**Stated task**
Note how many lines include the word "Service", and give that number by itself.

**Data supplied**
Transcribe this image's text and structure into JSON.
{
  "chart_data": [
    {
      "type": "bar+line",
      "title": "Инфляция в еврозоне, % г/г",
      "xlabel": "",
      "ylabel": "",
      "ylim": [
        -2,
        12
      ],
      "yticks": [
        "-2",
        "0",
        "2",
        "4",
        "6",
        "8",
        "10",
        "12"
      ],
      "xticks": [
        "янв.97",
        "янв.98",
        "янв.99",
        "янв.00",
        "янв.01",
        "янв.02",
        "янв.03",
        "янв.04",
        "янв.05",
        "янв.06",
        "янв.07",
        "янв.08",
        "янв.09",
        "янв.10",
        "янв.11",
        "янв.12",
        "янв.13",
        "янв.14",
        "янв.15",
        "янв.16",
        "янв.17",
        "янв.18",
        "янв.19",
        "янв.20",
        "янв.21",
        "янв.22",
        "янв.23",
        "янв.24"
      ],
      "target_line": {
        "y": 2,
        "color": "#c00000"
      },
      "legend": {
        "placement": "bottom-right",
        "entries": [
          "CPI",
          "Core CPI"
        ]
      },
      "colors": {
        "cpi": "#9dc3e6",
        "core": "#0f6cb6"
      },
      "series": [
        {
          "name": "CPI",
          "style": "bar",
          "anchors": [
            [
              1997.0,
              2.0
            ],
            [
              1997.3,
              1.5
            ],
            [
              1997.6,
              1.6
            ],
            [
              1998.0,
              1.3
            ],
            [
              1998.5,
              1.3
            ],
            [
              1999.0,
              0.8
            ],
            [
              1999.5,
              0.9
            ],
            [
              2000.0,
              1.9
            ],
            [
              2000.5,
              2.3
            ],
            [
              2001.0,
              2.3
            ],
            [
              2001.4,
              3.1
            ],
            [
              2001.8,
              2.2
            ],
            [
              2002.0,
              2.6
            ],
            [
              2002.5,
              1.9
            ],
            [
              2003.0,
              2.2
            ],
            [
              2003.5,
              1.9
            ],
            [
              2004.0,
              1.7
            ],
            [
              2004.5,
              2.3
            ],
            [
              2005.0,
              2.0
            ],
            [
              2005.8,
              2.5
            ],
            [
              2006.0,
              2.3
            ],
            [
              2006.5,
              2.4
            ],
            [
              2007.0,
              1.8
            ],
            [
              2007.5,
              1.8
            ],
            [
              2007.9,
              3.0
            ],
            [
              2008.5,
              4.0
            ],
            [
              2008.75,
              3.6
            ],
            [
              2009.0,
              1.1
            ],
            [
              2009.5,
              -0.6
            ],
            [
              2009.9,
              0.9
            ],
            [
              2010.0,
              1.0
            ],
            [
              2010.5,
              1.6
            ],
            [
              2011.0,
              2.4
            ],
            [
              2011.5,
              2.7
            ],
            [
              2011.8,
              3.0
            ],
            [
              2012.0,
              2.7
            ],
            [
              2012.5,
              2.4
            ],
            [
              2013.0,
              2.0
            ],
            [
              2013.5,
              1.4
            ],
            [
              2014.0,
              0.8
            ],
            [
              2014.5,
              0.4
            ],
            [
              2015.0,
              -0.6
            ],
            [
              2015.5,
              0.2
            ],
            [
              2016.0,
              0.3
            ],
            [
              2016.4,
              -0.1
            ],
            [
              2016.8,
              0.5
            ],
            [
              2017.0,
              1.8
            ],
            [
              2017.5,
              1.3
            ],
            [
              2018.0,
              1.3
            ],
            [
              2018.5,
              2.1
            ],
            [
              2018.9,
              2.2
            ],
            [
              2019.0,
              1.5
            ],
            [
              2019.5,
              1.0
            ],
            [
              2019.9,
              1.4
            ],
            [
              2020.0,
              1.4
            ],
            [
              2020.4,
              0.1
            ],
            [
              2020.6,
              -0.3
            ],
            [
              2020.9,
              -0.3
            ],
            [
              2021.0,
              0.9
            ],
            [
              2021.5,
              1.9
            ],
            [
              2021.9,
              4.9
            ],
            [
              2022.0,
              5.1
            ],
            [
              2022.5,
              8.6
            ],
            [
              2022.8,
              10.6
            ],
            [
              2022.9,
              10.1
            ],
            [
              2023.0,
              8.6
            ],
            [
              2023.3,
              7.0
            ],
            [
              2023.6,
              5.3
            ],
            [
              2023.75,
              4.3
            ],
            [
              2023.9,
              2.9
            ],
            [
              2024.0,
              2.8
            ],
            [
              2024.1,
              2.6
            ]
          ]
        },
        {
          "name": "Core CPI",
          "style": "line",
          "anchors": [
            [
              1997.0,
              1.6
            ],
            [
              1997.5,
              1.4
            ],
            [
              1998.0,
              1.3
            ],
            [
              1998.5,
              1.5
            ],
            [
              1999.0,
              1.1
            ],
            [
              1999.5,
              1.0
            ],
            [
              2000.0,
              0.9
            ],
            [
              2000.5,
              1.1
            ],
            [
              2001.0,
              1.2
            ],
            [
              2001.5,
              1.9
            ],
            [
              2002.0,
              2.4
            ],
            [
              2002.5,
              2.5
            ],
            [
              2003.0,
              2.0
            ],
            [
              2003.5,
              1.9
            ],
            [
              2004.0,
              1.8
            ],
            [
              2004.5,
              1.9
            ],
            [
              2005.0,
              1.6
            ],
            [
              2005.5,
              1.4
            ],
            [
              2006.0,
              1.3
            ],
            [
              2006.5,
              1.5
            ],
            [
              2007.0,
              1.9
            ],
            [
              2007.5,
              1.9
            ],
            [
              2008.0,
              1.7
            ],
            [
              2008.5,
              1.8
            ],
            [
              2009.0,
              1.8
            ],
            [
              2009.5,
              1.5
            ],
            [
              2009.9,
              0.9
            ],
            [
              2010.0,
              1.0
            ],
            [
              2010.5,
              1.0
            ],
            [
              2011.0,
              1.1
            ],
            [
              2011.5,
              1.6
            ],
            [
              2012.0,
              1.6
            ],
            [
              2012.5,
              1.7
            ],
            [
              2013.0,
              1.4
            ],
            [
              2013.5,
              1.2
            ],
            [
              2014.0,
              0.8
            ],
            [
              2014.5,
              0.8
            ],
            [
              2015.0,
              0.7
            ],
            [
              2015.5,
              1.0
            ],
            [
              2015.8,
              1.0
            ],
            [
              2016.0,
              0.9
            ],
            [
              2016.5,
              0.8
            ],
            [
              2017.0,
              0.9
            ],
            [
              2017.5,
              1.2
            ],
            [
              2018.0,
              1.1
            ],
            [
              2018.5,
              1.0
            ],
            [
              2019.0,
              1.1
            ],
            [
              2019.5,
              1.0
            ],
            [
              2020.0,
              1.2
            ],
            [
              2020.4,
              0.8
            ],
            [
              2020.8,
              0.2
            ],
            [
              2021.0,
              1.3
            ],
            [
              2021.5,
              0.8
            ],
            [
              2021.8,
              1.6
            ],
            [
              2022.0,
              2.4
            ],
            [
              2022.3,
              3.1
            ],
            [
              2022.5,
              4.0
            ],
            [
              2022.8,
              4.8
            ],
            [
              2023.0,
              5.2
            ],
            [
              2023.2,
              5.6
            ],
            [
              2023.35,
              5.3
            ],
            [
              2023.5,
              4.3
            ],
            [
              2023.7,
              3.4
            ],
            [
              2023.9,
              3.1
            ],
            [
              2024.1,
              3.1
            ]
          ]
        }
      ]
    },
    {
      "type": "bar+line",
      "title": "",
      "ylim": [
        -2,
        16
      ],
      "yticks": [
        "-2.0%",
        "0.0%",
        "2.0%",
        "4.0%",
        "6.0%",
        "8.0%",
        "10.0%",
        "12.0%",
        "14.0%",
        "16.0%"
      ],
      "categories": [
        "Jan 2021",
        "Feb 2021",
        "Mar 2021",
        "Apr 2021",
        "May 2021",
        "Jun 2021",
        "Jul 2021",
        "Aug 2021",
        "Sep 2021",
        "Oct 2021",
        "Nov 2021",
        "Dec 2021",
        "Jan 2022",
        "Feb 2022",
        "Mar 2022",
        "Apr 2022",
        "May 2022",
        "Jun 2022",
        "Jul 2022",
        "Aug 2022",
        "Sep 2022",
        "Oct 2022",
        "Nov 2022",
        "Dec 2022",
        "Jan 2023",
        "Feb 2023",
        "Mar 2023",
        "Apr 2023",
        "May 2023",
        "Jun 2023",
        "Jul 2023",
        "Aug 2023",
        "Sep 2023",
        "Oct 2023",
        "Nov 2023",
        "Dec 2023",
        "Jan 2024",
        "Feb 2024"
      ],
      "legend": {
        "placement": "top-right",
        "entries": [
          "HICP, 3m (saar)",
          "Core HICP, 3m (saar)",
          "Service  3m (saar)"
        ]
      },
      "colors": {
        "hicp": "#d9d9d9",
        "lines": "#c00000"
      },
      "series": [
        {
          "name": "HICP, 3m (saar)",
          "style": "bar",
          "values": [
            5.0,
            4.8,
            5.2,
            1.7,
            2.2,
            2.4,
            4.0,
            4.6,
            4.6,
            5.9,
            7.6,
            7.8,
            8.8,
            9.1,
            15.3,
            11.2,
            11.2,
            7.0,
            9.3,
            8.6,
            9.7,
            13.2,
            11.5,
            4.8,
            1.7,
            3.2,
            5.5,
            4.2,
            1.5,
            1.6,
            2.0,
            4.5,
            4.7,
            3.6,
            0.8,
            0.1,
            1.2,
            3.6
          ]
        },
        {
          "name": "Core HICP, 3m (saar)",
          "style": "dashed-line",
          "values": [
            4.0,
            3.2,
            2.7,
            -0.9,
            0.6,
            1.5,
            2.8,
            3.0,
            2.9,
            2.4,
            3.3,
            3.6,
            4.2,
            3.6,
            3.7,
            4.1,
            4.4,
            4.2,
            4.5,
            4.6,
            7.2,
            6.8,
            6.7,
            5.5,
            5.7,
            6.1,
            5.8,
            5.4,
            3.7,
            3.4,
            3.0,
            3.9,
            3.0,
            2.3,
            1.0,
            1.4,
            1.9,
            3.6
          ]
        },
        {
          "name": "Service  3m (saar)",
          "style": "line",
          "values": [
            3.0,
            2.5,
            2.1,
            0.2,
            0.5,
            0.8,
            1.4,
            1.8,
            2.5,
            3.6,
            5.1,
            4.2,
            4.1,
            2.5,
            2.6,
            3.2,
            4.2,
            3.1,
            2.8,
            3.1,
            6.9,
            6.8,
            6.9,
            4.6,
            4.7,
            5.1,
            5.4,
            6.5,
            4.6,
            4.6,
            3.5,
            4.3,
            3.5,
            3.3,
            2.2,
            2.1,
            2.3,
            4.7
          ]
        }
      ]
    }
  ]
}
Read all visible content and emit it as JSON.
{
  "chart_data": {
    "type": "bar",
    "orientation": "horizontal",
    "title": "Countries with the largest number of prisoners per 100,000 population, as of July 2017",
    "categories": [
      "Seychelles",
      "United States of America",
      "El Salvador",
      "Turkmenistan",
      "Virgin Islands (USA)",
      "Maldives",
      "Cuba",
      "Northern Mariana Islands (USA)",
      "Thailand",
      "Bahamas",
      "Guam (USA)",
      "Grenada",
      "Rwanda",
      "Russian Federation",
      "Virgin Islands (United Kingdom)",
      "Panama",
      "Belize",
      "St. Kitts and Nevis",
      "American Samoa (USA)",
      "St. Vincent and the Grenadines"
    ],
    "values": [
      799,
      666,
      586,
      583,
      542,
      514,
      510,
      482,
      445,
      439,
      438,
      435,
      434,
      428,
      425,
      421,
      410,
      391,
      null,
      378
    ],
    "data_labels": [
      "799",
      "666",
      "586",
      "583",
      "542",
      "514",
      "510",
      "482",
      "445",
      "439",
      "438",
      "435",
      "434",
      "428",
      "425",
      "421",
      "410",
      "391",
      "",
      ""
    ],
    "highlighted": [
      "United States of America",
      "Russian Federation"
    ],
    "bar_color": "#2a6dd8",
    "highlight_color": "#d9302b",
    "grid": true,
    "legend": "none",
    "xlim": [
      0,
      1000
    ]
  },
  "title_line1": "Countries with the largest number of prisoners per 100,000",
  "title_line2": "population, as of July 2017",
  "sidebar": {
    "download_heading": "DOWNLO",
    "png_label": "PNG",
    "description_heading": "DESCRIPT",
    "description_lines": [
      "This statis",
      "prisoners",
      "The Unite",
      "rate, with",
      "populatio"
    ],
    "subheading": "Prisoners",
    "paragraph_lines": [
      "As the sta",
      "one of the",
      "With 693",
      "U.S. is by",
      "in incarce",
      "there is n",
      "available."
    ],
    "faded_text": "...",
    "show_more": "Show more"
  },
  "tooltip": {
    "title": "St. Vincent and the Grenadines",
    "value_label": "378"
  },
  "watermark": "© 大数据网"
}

**Reply**
2